RECORDS FOR THIS EXERCISE →

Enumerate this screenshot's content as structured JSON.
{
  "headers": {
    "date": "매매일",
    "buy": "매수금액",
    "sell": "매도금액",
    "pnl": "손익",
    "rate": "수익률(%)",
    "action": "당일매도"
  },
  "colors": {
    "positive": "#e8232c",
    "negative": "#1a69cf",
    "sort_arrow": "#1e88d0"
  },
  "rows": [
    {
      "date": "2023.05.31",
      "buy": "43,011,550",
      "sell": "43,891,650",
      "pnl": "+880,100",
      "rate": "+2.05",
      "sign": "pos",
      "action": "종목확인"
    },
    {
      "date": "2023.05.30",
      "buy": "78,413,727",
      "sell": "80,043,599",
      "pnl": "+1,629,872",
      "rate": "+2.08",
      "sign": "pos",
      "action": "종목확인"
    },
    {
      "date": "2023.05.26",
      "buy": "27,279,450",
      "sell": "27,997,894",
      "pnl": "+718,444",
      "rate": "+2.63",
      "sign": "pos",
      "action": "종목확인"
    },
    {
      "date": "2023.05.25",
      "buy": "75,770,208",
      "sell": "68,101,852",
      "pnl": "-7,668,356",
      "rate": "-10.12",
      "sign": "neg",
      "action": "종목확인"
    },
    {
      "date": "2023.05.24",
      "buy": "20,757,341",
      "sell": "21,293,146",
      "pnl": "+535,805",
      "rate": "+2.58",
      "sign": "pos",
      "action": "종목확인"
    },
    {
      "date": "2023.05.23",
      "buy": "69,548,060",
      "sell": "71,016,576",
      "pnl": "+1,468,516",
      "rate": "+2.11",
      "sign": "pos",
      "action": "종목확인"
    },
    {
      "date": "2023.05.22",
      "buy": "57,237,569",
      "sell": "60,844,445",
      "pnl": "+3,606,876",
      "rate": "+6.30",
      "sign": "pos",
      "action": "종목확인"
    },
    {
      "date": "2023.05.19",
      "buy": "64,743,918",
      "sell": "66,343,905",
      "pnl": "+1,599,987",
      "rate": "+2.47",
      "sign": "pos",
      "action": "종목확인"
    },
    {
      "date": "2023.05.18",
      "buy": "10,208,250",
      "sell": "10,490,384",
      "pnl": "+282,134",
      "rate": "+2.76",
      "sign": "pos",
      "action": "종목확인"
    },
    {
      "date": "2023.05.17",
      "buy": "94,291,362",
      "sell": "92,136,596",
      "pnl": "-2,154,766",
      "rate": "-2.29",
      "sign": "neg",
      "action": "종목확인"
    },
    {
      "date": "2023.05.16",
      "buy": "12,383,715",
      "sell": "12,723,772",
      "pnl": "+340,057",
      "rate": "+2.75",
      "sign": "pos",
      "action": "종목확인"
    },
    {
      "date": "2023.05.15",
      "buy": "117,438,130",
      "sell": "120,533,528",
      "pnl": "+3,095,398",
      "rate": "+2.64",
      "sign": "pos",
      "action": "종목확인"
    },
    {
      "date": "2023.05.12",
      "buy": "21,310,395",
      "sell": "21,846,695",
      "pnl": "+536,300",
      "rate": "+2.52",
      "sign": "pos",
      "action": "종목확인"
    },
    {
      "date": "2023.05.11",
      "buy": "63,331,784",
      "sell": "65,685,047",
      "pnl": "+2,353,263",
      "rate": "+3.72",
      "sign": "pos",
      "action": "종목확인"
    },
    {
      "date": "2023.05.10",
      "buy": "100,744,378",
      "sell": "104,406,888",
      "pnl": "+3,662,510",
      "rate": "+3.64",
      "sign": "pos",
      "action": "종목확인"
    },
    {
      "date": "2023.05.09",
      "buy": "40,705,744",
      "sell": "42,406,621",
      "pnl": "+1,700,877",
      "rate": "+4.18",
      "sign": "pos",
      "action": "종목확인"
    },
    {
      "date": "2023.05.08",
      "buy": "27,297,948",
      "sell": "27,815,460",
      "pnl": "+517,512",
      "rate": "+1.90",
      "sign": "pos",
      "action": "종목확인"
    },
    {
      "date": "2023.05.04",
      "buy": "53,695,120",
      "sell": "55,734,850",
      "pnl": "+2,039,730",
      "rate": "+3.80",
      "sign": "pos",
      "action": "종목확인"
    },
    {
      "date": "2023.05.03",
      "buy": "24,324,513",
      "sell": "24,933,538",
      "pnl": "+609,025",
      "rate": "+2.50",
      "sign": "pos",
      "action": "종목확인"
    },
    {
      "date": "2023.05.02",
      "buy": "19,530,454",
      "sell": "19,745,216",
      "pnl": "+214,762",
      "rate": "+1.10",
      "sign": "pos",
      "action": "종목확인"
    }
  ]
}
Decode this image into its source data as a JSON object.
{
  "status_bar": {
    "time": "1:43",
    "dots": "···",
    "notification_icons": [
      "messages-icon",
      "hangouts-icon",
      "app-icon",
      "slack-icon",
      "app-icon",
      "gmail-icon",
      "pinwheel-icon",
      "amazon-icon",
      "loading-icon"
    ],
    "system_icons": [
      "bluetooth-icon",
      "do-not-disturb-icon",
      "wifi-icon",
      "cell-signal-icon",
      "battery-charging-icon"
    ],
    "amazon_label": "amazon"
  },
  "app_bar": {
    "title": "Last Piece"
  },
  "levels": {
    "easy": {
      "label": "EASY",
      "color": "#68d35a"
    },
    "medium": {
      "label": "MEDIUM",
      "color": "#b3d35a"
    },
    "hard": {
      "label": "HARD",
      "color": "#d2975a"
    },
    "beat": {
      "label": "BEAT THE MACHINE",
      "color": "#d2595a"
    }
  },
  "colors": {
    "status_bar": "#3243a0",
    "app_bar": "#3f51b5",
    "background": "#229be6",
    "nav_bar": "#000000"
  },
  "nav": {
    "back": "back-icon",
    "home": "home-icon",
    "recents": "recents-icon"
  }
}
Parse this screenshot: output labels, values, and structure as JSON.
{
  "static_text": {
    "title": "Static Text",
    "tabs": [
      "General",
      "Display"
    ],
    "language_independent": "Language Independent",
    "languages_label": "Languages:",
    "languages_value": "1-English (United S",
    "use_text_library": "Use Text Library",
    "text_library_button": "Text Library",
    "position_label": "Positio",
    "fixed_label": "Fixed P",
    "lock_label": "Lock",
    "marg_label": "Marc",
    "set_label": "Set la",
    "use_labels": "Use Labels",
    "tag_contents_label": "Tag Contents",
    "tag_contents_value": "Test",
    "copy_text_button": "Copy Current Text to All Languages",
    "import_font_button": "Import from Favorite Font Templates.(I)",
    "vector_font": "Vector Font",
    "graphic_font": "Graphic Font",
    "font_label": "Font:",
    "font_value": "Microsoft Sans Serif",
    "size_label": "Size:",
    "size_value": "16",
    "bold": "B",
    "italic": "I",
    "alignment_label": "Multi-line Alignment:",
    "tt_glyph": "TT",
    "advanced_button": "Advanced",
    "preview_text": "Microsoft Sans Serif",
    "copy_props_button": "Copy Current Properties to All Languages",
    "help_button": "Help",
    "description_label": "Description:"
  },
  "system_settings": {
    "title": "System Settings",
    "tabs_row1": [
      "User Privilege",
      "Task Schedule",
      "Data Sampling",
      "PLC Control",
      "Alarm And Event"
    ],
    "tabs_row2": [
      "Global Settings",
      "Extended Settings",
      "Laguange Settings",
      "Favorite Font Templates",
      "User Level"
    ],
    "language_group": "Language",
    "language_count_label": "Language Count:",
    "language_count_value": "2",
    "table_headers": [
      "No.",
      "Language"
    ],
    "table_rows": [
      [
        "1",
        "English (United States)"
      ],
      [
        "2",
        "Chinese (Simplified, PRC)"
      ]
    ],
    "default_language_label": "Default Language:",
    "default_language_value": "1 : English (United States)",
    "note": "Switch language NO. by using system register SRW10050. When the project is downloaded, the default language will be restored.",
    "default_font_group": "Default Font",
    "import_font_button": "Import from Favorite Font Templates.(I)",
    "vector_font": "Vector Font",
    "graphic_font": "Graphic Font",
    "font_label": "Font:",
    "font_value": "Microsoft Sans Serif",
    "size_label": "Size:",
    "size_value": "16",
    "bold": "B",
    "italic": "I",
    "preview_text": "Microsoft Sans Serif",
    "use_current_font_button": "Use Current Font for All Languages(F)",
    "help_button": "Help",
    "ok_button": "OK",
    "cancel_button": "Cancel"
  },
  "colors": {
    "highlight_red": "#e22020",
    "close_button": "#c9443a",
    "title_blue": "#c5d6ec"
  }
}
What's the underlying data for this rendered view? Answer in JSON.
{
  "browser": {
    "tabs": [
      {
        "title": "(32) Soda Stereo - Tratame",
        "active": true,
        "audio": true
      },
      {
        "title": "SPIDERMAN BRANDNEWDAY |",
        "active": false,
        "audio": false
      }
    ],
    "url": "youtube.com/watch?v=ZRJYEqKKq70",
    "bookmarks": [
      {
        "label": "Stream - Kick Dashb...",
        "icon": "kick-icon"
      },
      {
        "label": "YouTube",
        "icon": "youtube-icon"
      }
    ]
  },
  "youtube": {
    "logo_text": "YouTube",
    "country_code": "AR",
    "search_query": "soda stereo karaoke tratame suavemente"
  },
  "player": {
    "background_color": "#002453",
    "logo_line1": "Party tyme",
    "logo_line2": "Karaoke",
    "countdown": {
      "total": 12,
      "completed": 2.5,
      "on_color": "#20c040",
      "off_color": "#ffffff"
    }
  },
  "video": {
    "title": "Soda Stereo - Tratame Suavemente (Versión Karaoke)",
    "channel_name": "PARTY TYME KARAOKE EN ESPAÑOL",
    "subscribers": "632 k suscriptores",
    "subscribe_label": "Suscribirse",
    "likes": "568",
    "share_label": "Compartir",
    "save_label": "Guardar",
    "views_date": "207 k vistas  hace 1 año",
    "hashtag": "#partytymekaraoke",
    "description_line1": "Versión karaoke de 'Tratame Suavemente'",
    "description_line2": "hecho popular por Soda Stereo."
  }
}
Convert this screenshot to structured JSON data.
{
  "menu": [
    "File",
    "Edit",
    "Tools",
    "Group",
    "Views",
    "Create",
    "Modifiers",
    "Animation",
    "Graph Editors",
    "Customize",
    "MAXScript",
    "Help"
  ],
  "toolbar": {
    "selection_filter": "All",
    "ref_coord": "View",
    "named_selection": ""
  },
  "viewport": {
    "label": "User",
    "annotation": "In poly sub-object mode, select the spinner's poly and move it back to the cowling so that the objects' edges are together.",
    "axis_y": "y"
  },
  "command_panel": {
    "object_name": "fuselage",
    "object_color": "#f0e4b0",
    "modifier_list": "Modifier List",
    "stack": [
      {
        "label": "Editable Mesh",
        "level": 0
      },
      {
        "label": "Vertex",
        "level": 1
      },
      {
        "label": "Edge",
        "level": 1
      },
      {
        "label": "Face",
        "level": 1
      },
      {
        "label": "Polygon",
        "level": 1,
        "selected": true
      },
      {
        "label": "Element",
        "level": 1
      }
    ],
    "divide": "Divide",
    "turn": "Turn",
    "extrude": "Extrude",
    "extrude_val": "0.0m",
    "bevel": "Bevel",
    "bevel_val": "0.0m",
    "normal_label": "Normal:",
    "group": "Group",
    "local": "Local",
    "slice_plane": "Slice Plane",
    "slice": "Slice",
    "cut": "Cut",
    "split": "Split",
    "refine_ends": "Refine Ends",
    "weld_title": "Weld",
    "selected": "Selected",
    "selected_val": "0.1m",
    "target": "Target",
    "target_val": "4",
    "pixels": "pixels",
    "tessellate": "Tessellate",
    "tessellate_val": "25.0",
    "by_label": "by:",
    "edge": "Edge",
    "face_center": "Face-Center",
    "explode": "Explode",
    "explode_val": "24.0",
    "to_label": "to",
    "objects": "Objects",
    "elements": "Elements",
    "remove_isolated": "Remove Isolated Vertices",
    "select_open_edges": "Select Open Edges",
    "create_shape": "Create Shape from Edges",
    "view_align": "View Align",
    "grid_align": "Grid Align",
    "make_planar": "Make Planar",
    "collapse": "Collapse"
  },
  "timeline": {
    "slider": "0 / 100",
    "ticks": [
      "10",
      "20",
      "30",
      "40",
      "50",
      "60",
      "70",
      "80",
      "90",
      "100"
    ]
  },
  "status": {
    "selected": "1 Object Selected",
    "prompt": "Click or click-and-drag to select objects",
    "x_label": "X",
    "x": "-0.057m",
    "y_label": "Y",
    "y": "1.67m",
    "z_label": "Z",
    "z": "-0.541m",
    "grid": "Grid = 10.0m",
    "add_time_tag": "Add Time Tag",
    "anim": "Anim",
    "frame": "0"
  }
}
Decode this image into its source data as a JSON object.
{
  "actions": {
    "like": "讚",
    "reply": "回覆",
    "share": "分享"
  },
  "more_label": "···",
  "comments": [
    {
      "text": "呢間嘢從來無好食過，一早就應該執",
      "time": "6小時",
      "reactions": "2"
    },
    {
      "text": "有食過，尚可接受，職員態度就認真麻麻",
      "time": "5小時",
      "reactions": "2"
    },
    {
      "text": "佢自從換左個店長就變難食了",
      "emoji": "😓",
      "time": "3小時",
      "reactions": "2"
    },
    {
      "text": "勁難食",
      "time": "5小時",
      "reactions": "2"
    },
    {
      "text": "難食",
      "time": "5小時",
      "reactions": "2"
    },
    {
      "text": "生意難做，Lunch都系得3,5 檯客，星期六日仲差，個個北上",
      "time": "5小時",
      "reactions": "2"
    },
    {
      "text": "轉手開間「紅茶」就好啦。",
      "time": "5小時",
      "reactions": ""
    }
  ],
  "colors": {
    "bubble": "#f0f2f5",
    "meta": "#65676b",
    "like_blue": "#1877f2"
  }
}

THE PROBLEM →
Give nothing but the number of lines containing the string "Current".

ANSWER BELOW →
3